§ **WORK TO BE COMPLETED**: Copy out each line below exactly as it appears.

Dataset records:
== == ==

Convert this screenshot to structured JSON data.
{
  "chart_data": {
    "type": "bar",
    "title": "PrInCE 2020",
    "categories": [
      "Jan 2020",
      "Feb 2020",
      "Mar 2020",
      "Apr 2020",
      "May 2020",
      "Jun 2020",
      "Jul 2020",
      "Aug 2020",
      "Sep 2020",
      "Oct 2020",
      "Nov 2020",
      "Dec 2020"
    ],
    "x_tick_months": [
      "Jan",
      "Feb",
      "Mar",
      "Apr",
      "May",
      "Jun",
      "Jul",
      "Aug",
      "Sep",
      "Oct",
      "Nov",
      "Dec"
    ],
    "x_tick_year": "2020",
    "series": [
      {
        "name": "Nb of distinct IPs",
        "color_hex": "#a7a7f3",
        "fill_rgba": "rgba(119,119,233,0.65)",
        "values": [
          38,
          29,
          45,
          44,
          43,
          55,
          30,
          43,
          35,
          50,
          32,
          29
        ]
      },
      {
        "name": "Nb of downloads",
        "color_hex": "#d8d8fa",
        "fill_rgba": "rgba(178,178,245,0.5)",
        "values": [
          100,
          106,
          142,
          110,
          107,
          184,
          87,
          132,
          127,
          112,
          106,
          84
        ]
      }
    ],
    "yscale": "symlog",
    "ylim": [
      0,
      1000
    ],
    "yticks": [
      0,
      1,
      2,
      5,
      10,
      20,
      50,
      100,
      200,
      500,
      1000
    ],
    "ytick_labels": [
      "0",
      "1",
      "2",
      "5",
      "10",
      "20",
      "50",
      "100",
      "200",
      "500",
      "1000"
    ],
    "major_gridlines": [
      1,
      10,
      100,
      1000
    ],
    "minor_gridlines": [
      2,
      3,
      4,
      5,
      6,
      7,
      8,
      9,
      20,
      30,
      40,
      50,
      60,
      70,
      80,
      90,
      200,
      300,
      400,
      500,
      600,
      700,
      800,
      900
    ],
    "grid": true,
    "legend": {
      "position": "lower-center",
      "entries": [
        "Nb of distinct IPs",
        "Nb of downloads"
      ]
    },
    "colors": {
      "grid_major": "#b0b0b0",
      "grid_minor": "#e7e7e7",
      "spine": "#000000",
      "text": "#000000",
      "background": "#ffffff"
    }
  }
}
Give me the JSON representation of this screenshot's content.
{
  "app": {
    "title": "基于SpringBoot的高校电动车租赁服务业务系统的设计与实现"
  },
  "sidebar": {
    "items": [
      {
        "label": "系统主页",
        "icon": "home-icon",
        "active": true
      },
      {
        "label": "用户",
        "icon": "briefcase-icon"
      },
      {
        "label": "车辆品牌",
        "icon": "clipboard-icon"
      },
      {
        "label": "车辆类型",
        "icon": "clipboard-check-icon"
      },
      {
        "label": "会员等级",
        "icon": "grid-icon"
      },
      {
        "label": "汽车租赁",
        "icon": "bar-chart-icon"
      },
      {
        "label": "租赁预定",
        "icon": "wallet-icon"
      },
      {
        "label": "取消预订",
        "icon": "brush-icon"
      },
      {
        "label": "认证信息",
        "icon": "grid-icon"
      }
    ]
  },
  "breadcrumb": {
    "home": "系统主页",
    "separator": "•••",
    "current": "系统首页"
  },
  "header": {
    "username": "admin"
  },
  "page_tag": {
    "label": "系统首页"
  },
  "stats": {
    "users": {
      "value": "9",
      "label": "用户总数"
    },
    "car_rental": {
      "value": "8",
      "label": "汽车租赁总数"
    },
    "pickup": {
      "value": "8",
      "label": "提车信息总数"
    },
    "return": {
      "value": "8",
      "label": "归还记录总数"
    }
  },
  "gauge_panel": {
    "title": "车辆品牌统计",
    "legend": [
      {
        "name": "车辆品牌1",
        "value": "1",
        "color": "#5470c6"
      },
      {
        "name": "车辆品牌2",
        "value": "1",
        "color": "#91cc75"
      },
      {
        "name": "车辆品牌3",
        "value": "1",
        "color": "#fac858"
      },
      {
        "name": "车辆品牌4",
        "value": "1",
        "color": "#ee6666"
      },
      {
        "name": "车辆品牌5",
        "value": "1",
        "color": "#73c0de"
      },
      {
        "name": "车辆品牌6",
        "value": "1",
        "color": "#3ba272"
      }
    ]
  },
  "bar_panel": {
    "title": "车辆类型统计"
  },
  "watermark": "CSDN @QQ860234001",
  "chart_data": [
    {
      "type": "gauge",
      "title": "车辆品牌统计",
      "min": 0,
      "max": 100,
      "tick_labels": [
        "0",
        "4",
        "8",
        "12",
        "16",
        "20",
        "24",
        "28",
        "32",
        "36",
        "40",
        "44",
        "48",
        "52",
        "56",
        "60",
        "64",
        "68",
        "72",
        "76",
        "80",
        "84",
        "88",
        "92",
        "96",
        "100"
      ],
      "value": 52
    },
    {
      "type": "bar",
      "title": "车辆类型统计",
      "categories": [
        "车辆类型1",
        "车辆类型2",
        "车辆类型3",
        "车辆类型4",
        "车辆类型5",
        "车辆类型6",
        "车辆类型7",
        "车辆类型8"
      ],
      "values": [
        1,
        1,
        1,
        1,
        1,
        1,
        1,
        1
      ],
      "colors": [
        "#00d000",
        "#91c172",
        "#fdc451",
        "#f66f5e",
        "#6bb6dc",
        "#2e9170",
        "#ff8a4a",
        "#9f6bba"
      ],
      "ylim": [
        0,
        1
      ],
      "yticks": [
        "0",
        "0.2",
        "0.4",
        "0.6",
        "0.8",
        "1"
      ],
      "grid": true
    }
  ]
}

== == ==

§ **SOLUTION**:
Convert this screenshot to structured JSON data.
{
  "chart_data": {
    "type": "bar",
    "title": "PrInCE 2020",
    "categories": [
      "Jan 2020",
      "Feb 2020",
      "Mar 2020",
      "Apr 2020",
      "May 2020",
      "Jun 2020",
      "Jul 2020",
      "Aug 2020",
      "Sep 2020",
      "Oct 2020",
      "Nov 2020",
      "Dec 2020"
    ],
    "x_tick_months": [
      "Jan",
      "Feb",
      "Mar",
      "Apr",
      "May",
      "Jun",
      "Jul",
      "Aug",
      "Sep",
      "Oct",
      "Nov",
      "Dec"
    ],
    "x_tick_year": "2020",
    "series": [
      {
        "name": "Nb of distinct IPs",
        "color_hex": "#a7a7f3",
        "fill_rgba": "rgba(119,119,233,0.65)",
        "values": [
          38,
          29,
          45,
          44,
          43,
          55,
          30,
          43,
          35,
          50,
          32,
          29
        ]
      },
      {
        "name": "Nb of downloads",
        "color_hex": "#d8d8fa",
        "fill_rgba": "rgba(178,178,245,0.5)",
        "values": [
          100,
          106,
          142,
          110,
          107,
          184,
          87,
          132,
          127,
          112,
          106,
          84
        ]
      }
    ],
    "yscale": "symlog",
    "ylim": [
      0,
      1000
    ],
    "yticks": [
      0,
      1,
      2,
      5,
      10,
      20,
      50,
      100,
      200,
      500,
      1000
    ],
    "ytick_labels": [
      "0",
      "1",
      "2",
      "5",
      "10",
      "20",
      "50",
      "100",
      "200",
      "500",
      "1000"
    ],
    "major_gridlines": [
      1,
      10,
      100,
      1000
    ],
    "minor_gridlines": [
      2,
      3,
      4,
      5,
      6,
      7,
      8,
      9,
      20,
      30,
      40,
      50,
      60,
      70,
      80,
      90,
      200,
      300,
      400,
      500,
      600,
      700,
      800,
      900
    ],
    "grid": true,
    "legend": {
      "position": "lower-center",
      "entries": [
        "Nb of distinct IPs",
        "Nb of downloads"
      ]
    },
    "colors": {
      "grid_major": "#b0b0b0",
      "grid_minor": "#e7e7e7",
      "spine": "#000000",
      "text": "#000000",
      "background": "#ffffff"
    }
  }
}
Give me the JSON representation of this screenshot's content.
{
  "app": {
    "title": "基于SpringBoot的高校电动车租赁服务业务系统的设计与实现"
  },
  "sidebar": {
    "items": [
      {
        "label": "系统主页",
        "icon": "home-icon",
        "active": true
      },
      {
        "label": "用户",
        "icon": "briefcase-icon"
      },
      {
        "label": "车辆品牌",
        "icon": "clipboard-icon"
      },
      {
        "label": "车辆类型",
        "icon": "clipboard-check-icon"
      },
      {
        "label": "会员等级",
        "icon": "grid-icon"
      },
      {
        "label": "汽车租赁",
        "icon": "bar-chart-icon"
      },
      {
        "label": "租赁预定",
        "icon": "wallet-icon"
      },
      {
        "label": "取消预订",
        "icon": "brush-icon"
      },
      {
        "label": "认证信息",
        "icon": "grid-icon"
      }
    ]
  },
  "breadcrumb": {
    "home": "系统主页",
    "separator": "•••",
    "current": "系统首页"
  },
  "header": {
    "username": "admin"
  },
  "page_tag": {
    "label": "系统首页"
  },
  "stats": {
    "users": {
      "value": "9",
      "label": "用户总数"
    },
    "car_rental": {
      "value": "8",
      "label": "汽车租赁总数"
    },
    "pickup": {
      "value": "8",
      "label": "提车信息总数"
    },
    "return": {
      "value": "8",
      "label": "归还记录总数"
    }
  },
  "gauge_panel": {
    "title": "车辆品牌统计",
    "legend": [
      {
        "name": "车辆品牌1",
        "value": "1",
        "color": "#5470c6"
      },
      {
        "name": "车辆品牌2",
        "value": "1",
        "color": "#91cc75"
      },
      {
        "name": "车辆品牌3",
        "value": "1",
        "color": "#fac858"
      },
      {
        "name": "车辆品牌4",
        "value": "1",
        "color": "#ee6666"
      },
      {
        "name": "车辆品牌5",
        "value": "1",
        "color": "#73c0de"
      },
      {
        "name": "车辆品牌6",
        "value": "1",
        "color": "#3ba272"
      }
    ]
  },
  "bar_panel": {
    "title": "车辆类型统计"
  },
  "watermark": "CSDN @QQ860234001",
  "chart_data": [
    {
      "type": "gauge",
      "title": "车辆品牌统计",
      "min": 0,
      "max": 100,
      "tick_labels": [
        "0",
        "4",
        "8",
        "12",
        "16",
        "20",
        "24",
        "28",
        "32",
        "36",
        "40",
        "44",
        "48",
        "52",
        "56",
        "60",
        "64",
        "68",
        "72",
        "76",
        "80",
        "84",
        "88",
        "92",
        "96",
        "100"
      ],
      "value": 52
    },
    {
      "type": "bar",
      "title": "车辆类型统计",
      "categories": [
        "车辆类型1",
        "车辆类型2",
        "车辆类型3",
        "车辆类型4",
        "车辆类型5",
        "车辆类型6",
        "车辆类型7",
        "车辆类型8"
      ],
      "values": [
        1,
        1,
        1,
        1,
        1,
        1,
        1,
        1
      ],
      "colors": [
        "#00d000",
        "#91c172",
        "#fdc451",
        "#f66f5e",
        "#6bb6dc",
        "#2e9170",
        "#ff8a4a",
        "#9f6bba"
      ],
      "ylim": [
        0,
        1
      ],
      "yticks": [
        "0",
        "0.2",
        "0.4",
        "0.6",
        "0.8",
        "1"
      ],
      "grid": true
    }
  ]
}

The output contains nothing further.